Excerpted text =
Mother's occupation and sex ratio at birth
University of Calgary, Department of Biological Sciences, 2500 University Drive NW, Calgary, Alberta, T2N 1N4, Canada
BMC Public Health 2010, 10:269 doi:10.1186/1471-2458-10-269Published: 23 May 2010
Many women are working outside of the home, occupying a multitude of jobs with varying degrees of responsibilities and levels of psychological stress. We investigated whether different job types in women are associated with child sex at birth, with the hypothesis that women in job types, which are categorized as "high psychological stress" jobs, would be more likely to give birth to a daughter than a son, as females are less vulnerable to unfavourable conditions during conception, pregnancy and after parturition, and are less costly to carry to term.
We investigated the effects of mother's age, maternal and paternal job type (and associated psychological stress levels) and paternal income on sex ratio at birth. Our analyses were based on 16,384 incidences of birth from a six-year (2000 to 2005 inclusive) childbirth dataset from Addenbrooke's Hospital in Cambridge, UK. We obtained a restricted data set from Addenbrooke's hospital with: maternal age, maternal and paternal occupations, and whether or not the child was first-born.

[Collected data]

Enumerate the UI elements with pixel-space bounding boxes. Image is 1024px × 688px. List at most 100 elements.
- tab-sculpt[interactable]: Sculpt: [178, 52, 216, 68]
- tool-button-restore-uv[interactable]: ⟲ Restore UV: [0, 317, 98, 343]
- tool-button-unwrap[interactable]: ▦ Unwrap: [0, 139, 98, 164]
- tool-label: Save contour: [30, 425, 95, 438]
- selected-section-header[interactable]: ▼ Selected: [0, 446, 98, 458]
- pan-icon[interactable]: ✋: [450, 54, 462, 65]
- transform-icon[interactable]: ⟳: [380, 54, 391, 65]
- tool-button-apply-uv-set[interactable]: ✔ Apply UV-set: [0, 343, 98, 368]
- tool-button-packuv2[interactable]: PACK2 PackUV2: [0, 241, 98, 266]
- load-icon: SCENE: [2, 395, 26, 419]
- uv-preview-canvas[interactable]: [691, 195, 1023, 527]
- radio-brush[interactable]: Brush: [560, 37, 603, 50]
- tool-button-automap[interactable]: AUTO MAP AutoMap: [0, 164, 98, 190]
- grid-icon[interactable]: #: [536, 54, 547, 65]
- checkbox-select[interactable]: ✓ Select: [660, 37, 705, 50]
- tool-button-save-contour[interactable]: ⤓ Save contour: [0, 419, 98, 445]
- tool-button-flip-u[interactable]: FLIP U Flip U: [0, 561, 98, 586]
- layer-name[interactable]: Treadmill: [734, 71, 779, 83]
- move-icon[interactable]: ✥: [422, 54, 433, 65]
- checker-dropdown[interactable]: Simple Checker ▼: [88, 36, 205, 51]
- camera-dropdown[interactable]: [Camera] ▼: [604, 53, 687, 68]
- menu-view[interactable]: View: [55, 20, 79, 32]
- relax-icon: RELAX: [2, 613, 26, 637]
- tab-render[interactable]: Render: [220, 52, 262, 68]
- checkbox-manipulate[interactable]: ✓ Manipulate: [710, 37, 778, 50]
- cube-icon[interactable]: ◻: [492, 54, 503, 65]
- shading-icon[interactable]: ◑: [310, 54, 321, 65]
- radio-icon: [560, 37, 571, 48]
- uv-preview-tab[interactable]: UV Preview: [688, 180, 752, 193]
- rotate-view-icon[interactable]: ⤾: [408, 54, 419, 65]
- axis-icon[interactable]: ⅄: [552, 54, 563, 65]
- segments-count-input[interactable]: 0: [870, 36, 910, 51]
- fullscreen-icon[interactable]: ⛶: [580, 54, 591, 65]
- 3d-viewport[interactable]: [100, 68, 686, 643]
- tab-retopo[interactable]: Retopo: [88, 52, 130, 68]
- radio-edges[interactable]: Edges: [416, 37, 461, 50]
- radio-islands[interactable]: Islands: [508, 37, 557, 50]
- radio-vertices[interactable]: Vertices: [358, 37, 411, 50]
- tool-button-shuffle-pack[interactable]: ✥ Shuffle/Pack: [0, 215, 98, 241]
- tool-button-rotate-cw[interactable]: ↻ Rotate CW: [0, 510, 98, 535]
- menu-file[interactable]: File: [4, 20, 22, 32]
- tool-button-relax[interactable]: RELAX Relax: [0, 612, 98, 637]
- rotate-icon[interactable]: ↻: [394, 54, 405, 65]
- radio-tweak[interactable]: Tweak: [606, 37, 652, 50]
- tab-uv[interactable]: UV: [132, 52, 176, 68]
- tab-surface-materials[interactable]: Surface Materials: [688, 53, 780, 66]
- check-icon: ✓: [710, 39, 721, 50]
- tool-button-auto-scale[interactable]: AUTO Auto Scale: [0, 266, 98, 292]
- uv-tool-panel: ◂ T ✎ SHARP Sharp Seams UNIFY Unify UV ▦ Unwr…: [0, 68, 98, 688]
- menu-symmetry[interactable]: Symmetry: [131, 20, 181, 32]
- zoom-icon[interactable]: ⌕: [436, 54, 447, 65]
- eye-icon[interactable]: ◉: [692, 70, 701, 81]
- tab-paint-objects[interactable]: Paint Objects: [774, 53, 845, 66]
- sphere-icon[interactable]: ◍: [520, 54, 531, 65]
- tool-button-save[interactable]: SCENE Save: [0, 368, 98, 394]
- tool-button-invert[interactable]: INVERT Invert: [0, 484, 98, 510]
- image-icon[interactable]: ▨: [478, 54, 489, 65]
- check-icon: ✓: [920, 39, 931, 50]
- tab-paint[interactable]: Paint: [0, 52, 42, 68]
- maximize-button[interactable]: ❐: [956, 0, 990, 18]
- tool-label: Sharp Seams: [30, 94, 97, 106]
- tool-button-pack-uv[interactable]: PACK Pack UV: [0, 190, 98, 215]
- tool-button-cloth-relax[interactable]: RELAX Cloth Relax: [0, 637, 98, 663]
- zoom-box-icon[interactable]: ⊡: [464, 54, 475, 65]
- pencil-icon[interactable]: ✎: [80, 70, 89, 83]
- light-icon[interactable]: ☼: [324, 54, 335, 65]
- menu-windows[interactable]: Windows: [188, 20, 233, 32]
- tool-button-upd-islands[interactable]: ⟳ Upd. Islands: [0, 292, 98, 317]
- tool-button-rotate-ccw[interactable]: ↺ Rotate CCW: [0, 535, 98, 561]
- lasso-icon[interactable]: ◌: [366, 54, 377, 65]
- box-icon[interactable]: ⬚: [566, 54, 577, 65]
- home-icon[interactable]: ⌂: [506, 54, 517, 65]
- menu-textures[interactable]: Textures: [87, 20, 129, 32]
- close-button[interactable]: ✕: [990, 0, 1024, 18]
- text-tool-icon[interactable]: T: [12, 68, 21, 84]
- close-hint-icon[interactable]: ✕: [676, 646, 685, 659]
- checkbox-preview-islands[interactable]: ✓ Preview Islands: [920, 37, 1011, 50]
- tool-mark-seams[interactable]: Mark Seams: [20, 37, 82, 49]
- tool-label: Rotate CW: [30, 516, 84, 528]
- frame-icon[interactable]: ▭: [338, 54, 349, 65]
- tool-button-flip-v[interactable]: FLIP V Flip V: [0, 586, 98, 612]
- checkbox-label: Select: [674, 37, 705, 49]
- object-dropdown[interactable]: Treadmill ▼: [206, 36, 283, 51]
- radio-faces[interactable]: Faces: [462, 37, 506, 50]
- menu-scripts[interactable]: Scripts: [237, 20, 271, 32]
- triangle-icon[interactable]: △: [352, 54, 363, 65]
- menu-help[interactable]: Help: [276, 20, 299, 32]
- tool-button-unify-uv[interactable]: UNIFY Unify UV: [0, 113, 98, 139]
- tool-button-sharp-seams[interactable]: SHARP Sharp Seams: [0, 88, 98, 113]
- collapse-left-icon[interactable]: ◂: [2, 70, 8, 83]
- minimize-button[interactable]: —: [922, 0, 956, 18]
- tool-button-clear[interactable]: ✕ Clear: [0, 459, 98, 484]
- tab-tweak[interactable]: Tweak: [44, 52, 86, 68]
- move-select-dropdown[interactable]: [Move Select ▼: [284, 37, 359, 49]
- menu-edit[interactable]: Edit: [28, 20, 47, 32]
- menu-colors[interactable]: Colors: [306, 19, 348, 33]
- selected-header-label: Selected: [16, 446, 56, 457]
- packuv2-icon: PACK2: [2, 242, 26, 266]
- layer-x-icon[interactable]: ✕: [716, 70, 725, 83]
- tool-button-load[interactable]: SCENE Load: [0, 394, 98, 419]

About this exercise = Continue the abstract on mother's occupation and sex ratio at birth from the point where it stops.

Answer =
Women in job types that were categorized as "high stress" were more likely to give birth to daughters, whereas women in job types that were categorized as "low stress" had equal sex ratios or a slight male bias in offspring. We also investigated whether maternal age, and her partner's income could be associated with reversed offspring sex ratio. We found no association between mother's age, her partner's job stress category or partner income on child sex. However, there was an important interaction between job stress category and partner income in some of the analyses. Partner income appears to attenuate the association between maternal job stress and sex ratios at moderate-income levels, and reverse it at high-income levels.
To our knowledge this is the first report on the association between women's job type stress categories and offspring sex ratio in humans, and the potential mitigating effect of their partners' income.